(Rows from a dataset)
>>>

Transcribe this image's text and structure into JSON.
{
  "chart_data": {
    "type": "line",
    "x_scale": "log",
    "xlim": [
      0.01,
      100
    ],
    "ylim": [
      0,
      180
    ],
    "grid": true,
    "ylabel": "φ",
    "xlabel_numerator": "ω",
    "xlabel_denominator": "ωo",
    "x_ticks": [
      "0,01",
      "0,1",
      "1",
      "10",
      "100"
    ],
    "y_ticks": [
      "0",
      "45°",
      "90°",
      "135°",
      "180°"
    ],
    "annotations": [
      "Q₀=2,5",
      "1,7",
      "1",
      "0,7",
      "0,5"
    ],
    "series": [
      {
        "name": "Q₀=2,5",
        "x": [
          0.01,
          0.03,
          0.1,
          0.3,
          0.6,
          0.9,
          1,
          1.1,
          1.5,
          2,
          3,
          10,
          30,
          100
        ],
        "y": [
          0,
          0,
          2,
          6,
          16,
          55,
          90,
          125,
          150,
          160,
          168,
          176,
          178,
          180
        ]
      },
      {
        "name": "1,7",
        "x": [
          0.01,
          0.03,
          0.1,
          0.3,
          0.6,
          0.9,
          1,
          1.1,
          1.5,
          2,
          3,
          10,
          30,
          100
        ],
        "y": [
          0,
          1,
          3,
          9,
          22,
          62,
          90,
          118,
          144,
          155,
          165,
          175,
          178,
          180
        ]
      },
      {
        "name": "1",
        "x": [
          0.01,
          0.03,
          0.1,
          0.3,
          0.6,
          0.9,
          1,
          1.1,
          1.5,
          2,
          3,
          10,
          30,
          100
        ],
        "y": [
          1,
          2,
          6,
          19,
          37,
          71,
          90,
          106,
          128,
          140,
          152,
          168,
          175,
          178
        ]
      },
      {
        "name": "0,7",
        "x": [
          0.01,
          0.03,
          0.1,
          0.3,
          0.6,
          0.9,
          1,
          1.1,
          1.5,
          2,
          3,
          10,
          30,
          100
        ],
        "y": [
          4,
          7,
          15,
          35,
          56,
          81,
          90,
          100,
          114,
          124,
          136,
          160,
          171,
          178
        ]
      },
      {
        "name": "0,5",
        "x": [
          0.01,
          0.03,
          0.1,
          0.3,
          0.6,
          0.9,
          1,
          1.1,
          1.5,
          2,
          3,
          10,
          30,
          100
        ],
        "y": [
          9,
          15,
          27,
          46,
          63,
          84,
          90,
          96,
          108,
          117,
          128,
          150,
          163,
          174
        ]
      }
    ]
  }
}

<<<

Stated problem
Repeat the listing above without any change.

Exercise solution
Transcribe this image's text and structure into JSON.
{
  "chart_data": {
    "type": "line",
    "x_scale": "log",
    "xlim": [
      0.01,
      100
    ],
    "ylim": [
      0,
      180
    ],
    "grid": true,
    "ylabel": "φ",
    "xlabel_numerator": "ω",
    "xlabel_denominator": "ωo",
    "x_ticks": [
      "0,01",
      "0,1",
      "1",
      "10",
      "100"
    ],
    "y_ticks": [
      "0",
      "45°",
      "90°",
      "135°",
      "180°"
    ],
    "annotations": [
      "Q₀=2,5",
      "1,7",
      "1",
      "0,7",
      "0,5"
    ],
    "series": [
      {
        "name": "Q₀=2,5",
        "x": [
          0.01,
          0.03,
          0.1,
          0.3,
          0.6,
          0.9,
          1,
          1.1,
          1.5,
          2,
          3,
          10,
          30,
          100
        ],
        "y": [
          0,
          0,
          2,
          6,
          16,
          55,
          90,
          125,
          150,
          160,
          168,
          176,
          178,
          180
        ]
      },
      {
        "name": "1,7",
        "x": [
          0.01,
          0.03,
          0.1,
          0.3,
          0.6,
          0.9,
          1,
          1.1,
          1.5,
          2,
          3,
          10,
          30,
          100
        ],
        "y": [
          0,
          1,
          3,
          9,
          22,
          62,
          90,
          118,
          144,
          155,
          165,
          175,
          178,
          180
        ]
      },
      {
        "name": "1",
        "x": [
          0.01,
          0.03,
          0.1,
          0.3,
          0.6,
          0.9,
          1,
          1.1,
          1.5,
          2,
          3,
          10,
          30,
          100
        ],
        "y": [
          1,
          2,
          6,
          19,
          37,
          71,
          90,
          106,
          128,
          140,
          152,
          168,
          175,
          178
        ]
      },
      {
        "name": "0,7",
        "x": [
          0.01,
          0.03,
          0.1,
          0.3,
          0.6,
          0.9,
          1,
          1.1,
          1.5,
          2,
          3,
          10,
          30,
          100
        ],
        "y": [
          4,
          7,
          15,
          35,
          56,
          81,
          90,
          100,
          114,
          124,
          136,
          160,
          171,
          178
        ]
      },
      {
        "name": "0,5",
        "x": [
          0.01,
          0.03,
          0.1,
          0.3,
          0.6,
          0.9,
          1,
          1.1,
          1.5,
          2,
          3,
          10,
          30,
          100
        ],
        "y": [
          9,
          15,
          27,
          46,
          63,
          84,
          90,
          96,
          108,
          117,
          128,
          150,
          163,
          174
        ]
      }
    ]
  }
}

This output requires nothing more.